Given instruction: Copy the data below exactly.

The records:
——————————

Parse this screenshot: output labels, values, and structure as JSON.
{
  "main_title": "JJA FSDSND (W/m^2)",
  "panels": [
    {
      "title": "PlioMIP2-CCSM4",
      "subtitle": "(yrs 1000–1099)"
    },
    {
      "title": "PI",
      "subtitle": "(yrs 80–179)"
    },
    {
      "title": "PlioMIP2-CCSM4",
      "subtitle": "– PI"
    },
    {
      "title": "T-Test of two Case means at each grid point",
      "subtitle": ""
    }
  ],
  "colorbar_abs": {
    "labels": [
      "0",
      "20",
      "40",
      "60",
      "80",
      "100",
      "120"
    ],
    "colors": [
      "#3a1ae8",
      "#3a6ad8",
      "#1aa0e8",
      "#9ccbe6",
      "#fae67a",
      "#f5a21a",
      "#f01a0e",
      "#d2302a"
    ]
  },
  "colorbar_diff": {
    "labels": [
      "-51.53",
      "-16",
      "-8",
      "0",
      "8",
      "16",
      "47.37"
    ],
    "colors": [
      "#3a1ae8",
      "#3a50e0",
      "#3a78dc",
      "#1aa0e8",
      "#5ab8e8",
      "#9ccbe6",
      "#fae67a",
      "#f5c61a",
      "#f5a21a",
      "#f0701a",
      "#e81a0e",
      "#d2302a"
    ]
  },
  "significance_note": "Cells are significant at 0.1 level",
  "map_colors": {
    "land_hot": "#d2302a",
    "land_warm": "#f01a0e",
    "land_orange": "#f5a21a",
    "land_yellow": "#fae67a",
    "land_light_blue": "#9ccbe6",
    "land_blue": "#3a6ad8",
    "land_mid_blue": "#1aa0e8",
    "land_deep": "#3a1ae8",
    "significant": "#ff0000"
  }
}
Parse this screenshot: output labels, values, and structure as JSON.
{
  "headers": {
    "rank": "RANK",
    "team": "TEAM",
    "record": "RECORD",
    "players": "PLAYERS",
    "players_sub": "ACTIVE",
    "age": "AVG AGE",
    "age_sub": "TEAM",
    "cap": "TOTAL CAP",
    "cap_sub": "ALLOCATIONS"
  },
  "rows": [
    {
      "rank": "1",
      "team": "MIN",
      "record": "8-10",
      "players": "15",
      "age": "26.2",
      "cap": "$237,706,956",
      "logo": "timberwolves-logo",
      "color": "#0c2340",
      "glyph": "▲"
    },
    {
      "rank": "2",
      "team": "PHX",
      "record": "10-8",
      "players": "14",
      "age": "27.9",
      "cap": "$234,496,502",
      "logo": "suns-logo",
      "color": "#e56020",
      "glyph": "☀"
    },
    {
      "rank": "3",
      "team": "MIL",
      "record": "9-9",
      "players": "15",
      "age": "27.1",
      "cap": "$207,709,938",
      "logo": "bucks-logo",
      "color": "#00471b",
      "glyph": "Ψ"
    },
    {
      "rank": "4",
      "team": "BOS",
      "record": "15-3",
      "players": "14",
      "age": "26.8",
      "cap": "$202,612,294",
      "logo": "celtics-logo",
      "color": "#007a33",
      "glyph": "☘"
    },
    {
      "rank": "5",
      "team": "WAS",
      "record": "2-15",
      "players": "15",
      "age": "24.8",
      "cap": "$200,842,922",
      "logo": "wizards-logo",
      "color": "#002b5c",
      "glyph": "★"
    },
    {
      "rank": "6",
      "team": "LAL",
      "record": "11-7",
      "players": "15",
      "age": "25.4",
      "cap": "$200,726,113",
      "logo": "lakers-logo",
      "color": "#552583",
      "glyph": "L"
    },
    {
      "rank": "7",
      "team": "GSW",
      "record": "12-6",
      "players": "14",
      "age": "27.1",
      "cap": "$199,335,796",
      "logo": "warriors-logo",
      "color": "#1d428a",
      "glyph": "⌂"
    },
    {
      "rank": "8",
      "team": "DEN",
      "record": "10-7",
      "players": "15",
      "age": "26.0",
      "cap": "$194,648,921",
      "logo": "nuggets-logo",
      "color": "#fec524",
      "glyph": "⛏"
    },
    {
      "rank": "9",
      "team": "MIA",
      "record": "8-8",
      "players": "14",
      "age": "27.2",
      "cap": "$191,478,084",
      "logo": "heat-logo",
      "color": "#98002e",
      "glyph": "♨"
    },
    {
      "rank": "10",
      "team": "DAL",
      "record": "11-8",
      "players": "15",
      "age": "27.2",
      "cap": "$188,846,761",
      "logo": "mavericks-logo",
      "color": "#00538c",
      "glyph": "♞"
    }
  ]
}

——————————

Task result:
Parse this screenshot: output labels, values, and structure as JSON.
{
  "main_title": "JJA FSDSND (W/m^2)",
  "panels": [
    {
      "title": "PlioMIP2-CCSM4",
      "subtitle": "(yrs 1000–1099)"
    },
    {
      "title": "PI",
      "subtitle": "(yrs 80–179)"
    },
    {
      "title": "PlioMIP2-CCSM4",
      "subtitle": "– PI"
    },
    {
      "title": "T-Test of two Case means at each grid point",
      "subtitle": ""
    }
  ],
  "colorbar_abs": {
    "labels": [
      "0",
      "20",
      "40",
      "60",
      "80",
      "100",
      "120"
    ],
    "colors": [
      "#3a1ae8",
      "#3a6ad8",
      "#1aa0e8",
      "#9ccbe6",
      "#fae67a",
      "#f5a21a",
      "#f01a0e",
      "#d2302a"
    ]
  },
  "colorbar_diff": {
    "labels": [
      "-51.53",
      "-16",
      "-8",
      "0",
      "8",
      "16",
      "47.37"
    ],
    "colors": [
      "#3a1ae8",
      "#3a50e0",
      "#3a78dc",
      "#1aa0e8",
      "#5ab8e8",
      "#9ccbe6",
      "#fae67a",
      "#f5c61a",
      "#f5a21a",
      "#f0701a",
      "#e81a0e",
      "#d2302a"
    ]
  },
  "significance_note": "Cells are significant at 0.1 level",
  "map_colors": {
    "land_hot": "#d2302a",
    "land_warm": "#f01a0e",
    "land_orange": "#f5a21a",
    "land_yellow": "#fae67a",
    "land_light_blue": "#9ccbe6",
    "land_blue": "#3a6ad8",
    "land_mid_blue": "#1aa0e8",
    "land_deep": "#3a1ae8",
    "significant": "#ff0000"
  }
}
Parse this screenshot: output labels, values, and structure as JSON.
{
  "headers": {
    "rank": "RANK",
    "team": "TEAM",
    "record": "RECORD",
    "players": "PLAYERS",
    "players_sub": "ACTIVE",
    "age": "AVG AGE",
    "age_sub": "TEAM",
    "cap": "TOTAL CAP",
    "cap_sub": "ALLOCATIONS"
  },
  "rows": [
    {
      "rank": "1",
      "team": "MIN",
      "record": "8-10",
      "players": "15",
      "age": "26.2",
      "cap": "$237,706,956",
      "logo": "timberwolves-logo",
      "color": "#0c2340",
      "glyph": "▲"
    },
    {
      "rank": "2",
      "team": "PHX",
      "record": "10-8",
      "players": "14",
      "age": "27.9",
      "cap": "$234,496,502",
      "logo": "suns-logo",
      "color": "#e56020",
      "glyph": "☀"
    },
    {
      "rank": "3",
      "team": "MIL",
      "record": "9-9",
      "players": "15",
      "age": "27.1",
      "cap": "$207,709,938",
      "logo": "bucks-logo",
      "color": "#00471b",
      "glyph": "Ψ"
    },
    {
      "rank": "4",
      "team": "BOS",
      "record": "15-3",
      "players": "14",
      "age": "26.8",
      "cap": "$202,612,294",
      "logo": "celtics-logo",
      "color": "#007a33",
      "glyph": "☘"
    },
    {
      "rank": "5",
      "team": "WAS",
      "record": "2-15",
      "players": "15",
      "age": "24.8",
      "cap": "$200,842,922",
      "logo": "wizards-logo",
      "color": "#002b5c",
      "glyph": "★"
    },
    {
      "rank": "6",
      "team": "LAL",
      "record": "11-7",
      "players": "15",
      "age": "25.4",
      "cap": "$200,726,113",
      "logo": "lakers-logo",
      "color": "#552583",
      "glyph": "L"
    },
    {
      "rank": "7",
      "team": "GSW",
      "record": "12-6",
      "players": "14",
      "age": "27.1",
      "cap": "$199,335,796",
      "logo": "warriors-logo",
      "color": "#1d428a",
      "glyph": "⌂"
    },
    {
      "rank": "8",
      "team": "DEN",
      "record": "10-7",
      "players": "15",
      "age": "26.0",
      "cap": "$194,648,921",
      "logo": "nuggets-logo",
      "color": "#fec524",
      "glyph": "⛏"
    },
    {
      "rank": "9",
      "team": "MIA",
      "record": "8-8",
      "players": "14",
      "age": "27.2",
      "cap": "$191,478,084",
      "logo": "heat-logo",
      "color": "#98002e",
      "glyph": "♨"
    },
    {
      "rank": "10",
      "team": "DAL",
      "record": "11-8",
      "players": "15",
      "age": "27.2",
      "cap": "$188,846,761",
      "logo": "mavericks-logo",
      "color": "#00538c",
      "glyph": "♞"
    }
  ]
}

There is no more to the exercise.